→ **Given exercise**
Search the entries for the word "внесении" and pull out each line that has it.

→ **Supplied material**
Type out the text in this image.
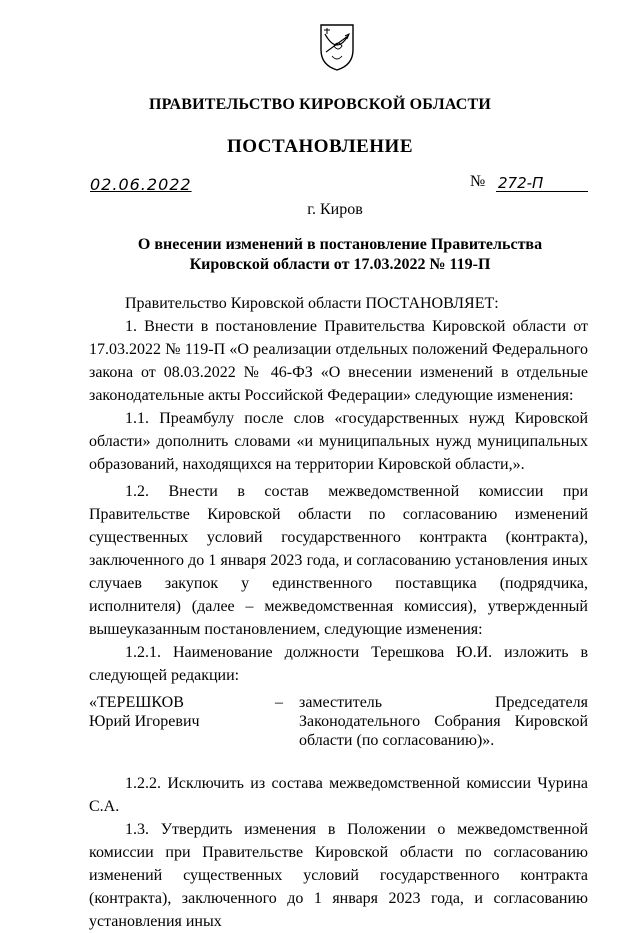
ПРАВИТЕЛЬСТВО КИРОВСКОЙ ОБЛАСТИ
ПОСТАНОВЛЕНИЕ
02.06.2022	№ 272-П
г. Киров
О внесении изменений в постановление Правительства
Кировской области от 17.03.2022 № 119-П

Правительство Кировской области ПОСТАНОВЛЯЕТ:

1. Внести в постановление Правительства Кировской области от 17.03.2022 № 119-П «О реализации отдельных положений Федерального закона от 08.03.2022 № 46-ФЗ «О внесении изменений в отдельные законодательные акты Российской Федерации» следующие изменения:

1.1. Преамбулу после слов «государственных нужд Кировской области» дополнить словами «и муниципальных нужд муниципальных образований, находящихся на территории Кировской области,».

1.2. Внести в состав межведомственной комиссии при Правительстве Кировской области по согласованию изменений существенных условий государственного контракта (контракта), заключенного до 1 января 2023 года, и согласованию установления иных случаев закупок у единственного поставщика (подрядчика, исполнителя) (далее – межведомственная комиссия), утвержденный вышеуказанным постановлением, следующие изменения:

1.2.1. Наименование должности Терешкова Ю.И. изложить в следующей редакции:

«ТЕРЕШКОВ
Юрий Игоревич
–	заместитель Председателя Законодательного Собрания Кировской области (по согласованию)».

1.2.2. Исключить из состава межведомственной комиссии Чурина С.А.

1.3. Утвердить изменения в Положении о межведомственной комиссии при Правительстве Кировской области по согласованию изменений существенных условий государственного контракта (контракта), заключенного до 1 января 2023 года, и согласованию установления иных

→ **Task answer**
О внесении изменений в постановление Правительства
1. Внести в постановление Правительства Кировской области от 17.03.2022 № 119-П «О реализации отдельных положений Федерального закона от 08.03.2022 № 46-ФЗ «О внесении изменений в отдельные законодательные акты Российской Федерации» следующие изменения:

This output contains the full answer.